> [Extracted data]

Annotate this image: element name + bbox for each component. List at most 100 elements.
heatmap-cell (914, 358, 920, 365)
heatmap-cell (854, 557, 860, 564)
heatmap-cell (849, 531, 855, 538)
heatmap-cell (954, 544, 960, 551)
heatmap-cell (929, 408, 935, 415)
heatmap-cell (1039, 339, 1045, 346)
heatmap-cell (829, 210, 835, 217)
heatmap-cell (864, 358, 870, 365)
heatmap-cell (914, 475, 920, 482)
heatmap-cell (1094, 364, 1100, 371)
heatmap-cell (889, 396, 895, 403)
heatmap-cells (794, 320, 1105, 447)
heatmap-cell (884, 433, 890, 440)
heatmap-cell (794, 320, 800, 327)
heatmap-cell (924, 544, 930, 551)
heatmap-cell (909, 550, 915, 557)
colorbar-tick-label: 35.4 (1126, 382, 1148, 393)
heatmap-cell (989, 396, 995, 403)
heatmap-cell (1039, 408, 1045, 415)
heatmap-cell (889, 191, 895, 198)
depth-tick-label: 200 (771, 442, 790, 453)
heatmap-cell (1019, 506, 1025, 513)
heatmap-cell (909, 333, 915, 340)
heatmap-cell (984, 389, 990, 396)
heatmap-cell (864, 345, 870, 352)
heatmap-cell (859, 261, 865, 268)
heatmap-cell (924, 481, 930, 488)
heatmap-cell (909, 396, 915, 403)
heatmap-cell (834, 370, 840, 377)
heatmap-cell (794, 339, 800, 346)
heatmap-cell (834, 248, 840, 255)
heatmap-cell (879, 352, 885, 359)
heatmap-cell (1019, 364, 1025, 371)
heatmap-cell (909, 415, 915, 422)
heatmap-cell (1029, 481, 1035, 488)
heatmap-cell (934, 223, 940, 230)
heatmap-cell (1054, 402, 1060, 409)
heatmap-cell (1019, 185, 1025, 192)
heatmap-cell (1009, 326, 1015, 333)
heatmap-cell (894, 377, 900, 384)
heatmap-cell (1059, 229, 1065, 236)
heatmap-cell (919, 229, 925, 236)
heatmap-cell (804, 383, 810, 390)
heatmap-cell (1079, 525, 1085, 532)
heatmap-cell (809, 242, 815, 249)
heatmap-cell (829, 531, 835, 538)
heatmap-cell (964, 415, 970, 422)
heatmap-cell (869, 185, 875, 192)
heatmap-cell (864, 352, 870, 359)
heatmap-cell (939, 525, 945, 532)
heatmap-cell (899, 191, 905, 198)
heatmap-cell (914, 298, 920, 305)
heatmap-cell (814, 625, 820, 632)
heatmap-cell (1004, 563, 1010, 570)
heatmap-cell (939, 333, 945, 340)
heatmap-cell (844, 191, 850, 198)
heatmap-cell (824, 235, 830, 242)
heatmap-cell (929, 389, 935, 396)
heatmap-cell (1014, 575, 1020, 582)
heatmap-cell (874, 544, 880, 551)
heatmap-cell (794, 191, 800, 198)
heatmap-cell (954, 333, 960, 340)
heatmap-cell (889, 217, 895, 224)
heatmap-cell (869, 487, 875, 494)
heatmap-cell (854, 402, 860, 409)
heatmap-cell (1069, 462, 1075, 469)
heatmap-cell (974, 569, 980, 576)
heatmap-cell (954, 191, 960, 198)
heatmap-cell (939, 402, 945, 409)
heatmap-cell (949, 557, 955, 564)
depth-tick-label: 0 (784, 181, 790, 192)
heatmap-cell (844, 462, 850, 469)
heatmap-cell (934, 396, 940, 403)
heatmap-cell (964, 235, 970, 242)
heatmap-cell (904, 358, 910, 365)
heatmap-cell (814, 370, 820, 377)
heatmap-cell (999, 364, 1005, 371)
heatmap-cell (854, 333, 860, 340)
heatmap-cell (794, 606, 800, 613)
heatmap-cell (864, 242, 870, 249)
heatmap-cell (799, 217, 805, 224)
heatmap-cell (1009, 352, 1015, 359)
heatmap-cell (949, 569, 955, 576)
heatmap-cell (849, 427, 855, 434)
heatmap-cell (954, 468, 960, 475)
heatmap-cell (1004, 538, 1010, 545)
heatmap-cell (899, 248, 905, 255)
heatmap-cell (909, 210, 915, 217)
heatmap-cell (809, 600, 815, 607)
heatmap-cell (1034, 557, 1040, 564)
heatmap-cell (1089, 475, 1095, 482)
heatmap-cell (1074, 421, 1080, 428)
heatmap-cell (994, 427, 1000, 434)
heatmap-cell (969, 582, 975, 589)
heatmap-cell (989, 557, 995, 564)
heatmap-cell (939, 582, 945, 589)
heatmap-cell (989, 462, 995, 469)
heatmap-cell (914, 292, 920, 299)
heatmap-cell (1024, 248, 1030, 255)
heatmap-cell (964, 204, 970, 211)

> [Written problem] Reproduce every line of the listing above verbatim and in its original order, without alteration.

> [Reply]
Annotate this image: element name + bbox for each component. List at most 100 elements.
heatmap-cell (914, 358, 920, 365)
heatmap-cell (854, 557, 860, 564)
heatmap-cell (849, 531, 855, 538)
heatmap-cell (954, 544, 960, 551)
heatmap-cell (929, 408, 935, 415)
heatmap-cell (1039, 339, 1045, 346)
heatmap-cell (829, 210, 835, 217)
heatmap-cell (864, 358, 870, 365)
heatmap-cell (914, 475, 920, 482)
heatmap-cell (1094, 364, 1100, 371)
heatmap-cell (889, 396, 895, 403)
heatmap-cells (794, 320, 1105, 447)
heatmap-cell (884, 433, 890, 440)
heatmap-cell (794, 320, 800, 327)
heatmap-cell (924, 544, 930, 551)
heatmap-cell (909, 550, 915, 557)
colorbar-tick-label: 35.4 (1126, 382, 1148, 393)
heatmap-cell (989, 396, 995, 403)
heatmap-cell (1039, 408, 1045, 415)
heatmap-cell (889, 191, 895, 198)
depth-tick-label: 200 (771, 442, 790, 453)
heatmap-cell (1019, 506, 1025, 513)
heatmap-cell (909, 333, 915, 340)
heatmap-cell (984, 389, 990, 396)
heatmap-cell (864, 345, 870, 352)
heatmap-cell (859, 261, 865, 268)
heatmap-cell (924, 481, 930, 488)
heatmap-cell (909, 396, 915, 403)
heatmap-cell (834, 370, 840, 377)
heatmap-cell (794, 339, 800, 346)
heatmap-cell (834, 248, 840, 255)
heatmap-cell (879, 352, 885, 359)
heatmap-cell (1019, 364, 1025, 371)
heatmap-cell (909, 415, 915, 422)
heatmap-cell (1029, 481, 1035, 488)
heatmap-cell (934, 223, 940, 230)
heatmap-cell (1054, 402, 1060, 409)
heatmap-cell (1019, 185, 1025, 192)
heatmap-cell (1009, 326, 1015, 333)
heatmap-cell (894, 377, 900, 384)
heatmap-cell (1059, 229, 1065, 236)
heatmap-cell (919, 229, 925, 236)
heatmap-cell (804, 383, 810, 390)
heatmap-cell (1079, 525, 1085, 532)
heatmap-cell (809, 242, 815, 249)
heatmap-cell (829, 531, 835, 538)
heatmap-cell (964, 415, 970, 422)
heatmap-cell (869, 185, 875, 192)
heatmap-cell (864, 352, 870, 359)
heatmap-cell (939, 525, 945, 532)
heatmap-cell (899, 191, 905, 198)
heatmap-cell (914, 298, 920, 305)
heatmap-cell (814, 625, 820, 632)
heatmap-cell (1004, 563, 1010, 570)
heatmap-cell (939, 333, 945, 340)
heatmap-cell (844, 191, 850, 198)
heatmap-cell (824, 235, 830, 242)
heatmap-cell (929, 389, 935, 396)
heatmap-cell (1014, 575, 1020, 582)
heatmap-cell (874, 544, 880, 551)
heatmap-cell (794, 191, 800, 198)
heatmap-cell (954, 333, 960, 340)
heatmap-cell (889, 217, 895, 224)
heatmap-cell (869, 487, 875, 494)
heatmap-cell (854, 402, 860, 409)
heatmap-cell (1069, 462, 1075, 469)
heatmap-cell (974, 569, 980, 576)
heatmap-cell (954, 191, 960, 198)
heatmap-cell (939, 402, 945, 409)
heatmap-cell (949, 557, 955, 564)
depth-tick-label: 0 (784, 181, 790, 192)
heatmap-cell (844, 462, 850, 469)
heatmap-cell (934, 396, 940, 403)
heatmap-cell (964, 235, 970, 242)
heatmap-cell (904, 358, 910, 365)
heatmap-cell (814, 370, 820, 377)
heatmap-cell (999, 364, 1005, 371)
heatmap-cell (854, 333, 860, 340)
heatmap-cell (794, 606, 800, 613)
heatmap-cell (864, 242, 870, 249)
heatmap-cell (799, 217, 805, 224)
heatmap-cell (1009, 352, 1015, 359)
heatmap-cell (949, 569, 955, 576)
heatmap-cell (849, 427, 855, 434)
heatmap-cell (954, 468, 960, 475)
heatmap-cell (1004, 538, 1010, 545)
heatmap-cell (899, 248, 905, 255)
heatmap-cell (909, 210, 915, 217)
heatmap-cell (809, 600, 815, 607)
heatmap-cell (1034, 557, 1040, 564)
heatmap-cell (1089, 475, 1095, 482)
heatmap-cell (1074, 421, 1080, 428)
heatmap-cell (994, 427, 1000, 434)
heatmap-cell (969, 582, 975, 589)
heatmap-cell (989, 557, 995, 564)
heatmap-cell (939, 582, 945, 589)
heatmap-cell (989, 462, 995, 469)
heatmap-cell (914, 292, 920, 299)
heatmap-cell (1024, 248, 1030, 255)
heatmap-cell (964, 204, 970, 211)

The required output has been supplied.